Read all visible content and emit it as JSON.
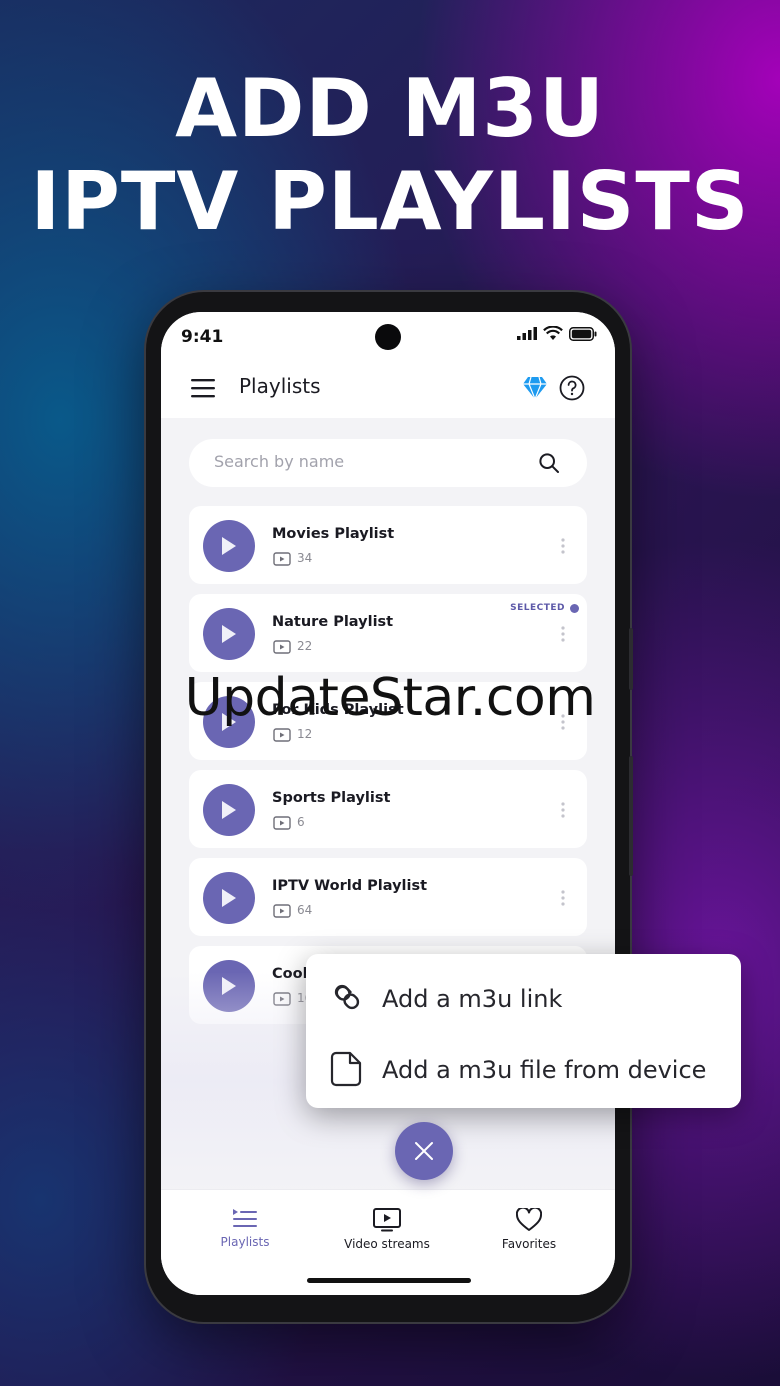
{
  "headline": {
    "line1": "ADD M3U",
    "line2": "IPTV PLAYLISTS"
  },
  "status": {
    "time": "9:41"
  },
  "appbar": {
    "title": "Playlists"
  },
  "search": {
    "placeholder": "Search by name"
  },
  "playlists": [
    {
      "name": "Movies Playlist",
      "count": "34",
      "selected": false
    },
    {
      "name": "Nature Playlist",
      "count": "22",
      "selected": true,
      "selected_label": "SELECTED"
    },
    {
      "name": "For Kids Playlist",
      "count": "12",
      "selected": false
    },
    {
      "name": "Sports Playlist",
      "count": "6",
      "selected": false
    },
    {
      "name": "IPTV World Playlist",
      "count": "64",
      "selected": false
    },
    {
      "name": "Cook",
      "count": "16",
      "selected": false
    }
  ],
  "add_menu": {
    "items": [
      {
        "label": "Add a m3u link",
        "icon": "link-icon"
      },
      {
        "label": "Add a m3u file from device",
        "icon": "file-icon"
      }
    ]
  },
  "bottom_nav": {
    "items": [
      {
        "label": "Playlists",
        "icon": "playlist-icon",
        "active": true
      },
      {
        "label": "Video streams",
        "icon": "tv-play-icon",
        "active": false
      },
      {
        "label": "Favorites",
        "icon": "heart-icon",
        "active": false
      }
    ]
  },
  "watermark": "UpdateStar.com",
  "colors": {
    "accent": "#6a66b3",
    "premium": "#1e9bf0"
  }
}
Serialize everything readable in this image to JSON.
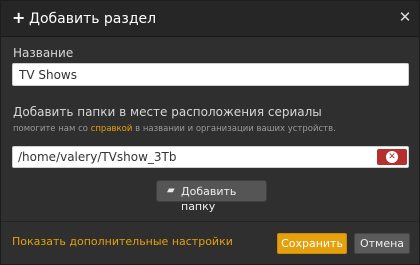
{
  "dialog": {
    "title": "Добавить раздел",
    "plus_glyph": "+",
    "close_glyph": "✕",
    "close_icon": "close-icon",
    "plus_icon": "plus-icon"
  },
  "name_field": {
    "label": "Название",
    "value": "TV Shows"
  },
  "folders": {
    "label": "Добавить папки в месте расположения сериалы",
    "help_prefix": "помогите нам со",
    "help_link": "справкой",
    "help_suffix": "в названии и организации ваших устройств.",
    "items": [
      {
        "path": "/home/valery/TVshow_3Tb",
        "remove_icon": "remove-icon",
        "remove_glyph": "✕"
      }
    ],
    "add_button_label": "Добавить папку",
    "add_button_icon": "folder-add-icon",
    "folder_glyph": "▰"
  },
  "footer": {
    "advanced_link": "Показать дополнительные настройки",
    "save_label": "Сохранить",
    "cancel_label": "Отмена"
  },
  "colors": {
    "background": "#2f2f2f",
    "header": "#262626",
    "accent": "#e5a00d",
    "remove_red": "#b5302c",
    "secondary_button": "#5b5b5b"
  }
}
-- -- --
◆ Job
Print the whole listing above once more, word for word, without its pictures.

◆ Finished exercise
Read all visible content and emit it as JSON.
{
  "headline": {
    "line1": "ADD M3U",
    "line2": "IPTV PLAYLISTS"
  },
  "status": {
    "time": "9:41"
  },
  "appbar": {
    "title": "Playlists"
  },
  "search": {
    "placeholder": "Search by name"
  },
  "playlists": [
    {
      "name": "Movies Playlist",
      "count": "34",
      "selected": false
    },
    {
      "name": "Nature Playlist",
      "count": "22",
      "selected": true,
      "selected_label": "SELECTED"
    },
    {
      "name": "For Kids Playlist",
      "count": "12",
      "selected": false
    },
    {
      "name": "Sports Playlist",
      "count": "6",
      "selected": false
    },
    {
      "name": "IPTV World Playlist",
      "count": "64",
      "selected": false
    },
    {
      "name": "Cook",
      "count": "16",
      "selected": false
    }
  ],
  "add_menu": {
    "items": [
      {
        "label": "Add a m3u link",
        "icon": "link-icon"
      },
      {
        "label": "Add a m3u file from device",
        "icon": "file-icon"
      }
    ]
  },
  "bottom_nav": {
    "items": [
      {
        "label": "Playlists",
        "icon": "playlist-icon",
        "active": true
      },
      {
        "label": "Video streams",
        "icon": "tv-play-icon",
        "active": false
      },
      {
        "label": "Favorites",
        "icon": "heart-icon",
        "active": false
      }
    ]
  },
  "watermark": "UpdateStar.com",
  "colors": {
    "accent": "#6a66b3",
    "premium": "#1e9bf0"
  }
}
Serialize everything readable in this image to JSON.
{
  "dialog": {
    "title": "Добавить раздел",
    "plus_glyph": "+",
    "close_glyph": "✕",
    "close_icon": "close-icon",
    "plus_icon": "plus-icon"
  },
  "name_field": {
    "label": "Название",
    "value": "TV Shows"
  },
  "folders": {
    "label": "Добавить папки в месте расположения сериалы",
    "help_prefix": "помогите нам со",
    "help_link": "справкой",
    "help_suffix": "в названии и организации ваших устройств.",
    "items": [
      {
        "path": "/home/valery/TVshow_3Tb",
        "remove_icon": "remove-icon",
        "remove_glyph": "✕"
      }
    ],
    "add_button_label": "Добавить папку",
    "add_button_icon": "folder-add-icon",
    "folder_glyph": "▰"
  },
  "footer": {
    "advanced_link": "Показать дополнительные настройки",
    "save_label": "Сохранить",
    "cancel_label": "Отмена"
  },
  "colors": {
    "background": "#2f2f2f",
    "header": "#262626",
    "accent": "#e5a00d",
    "remove_red": "#b5302c",
    "secondary_button": "#5b5b5b"
  }
}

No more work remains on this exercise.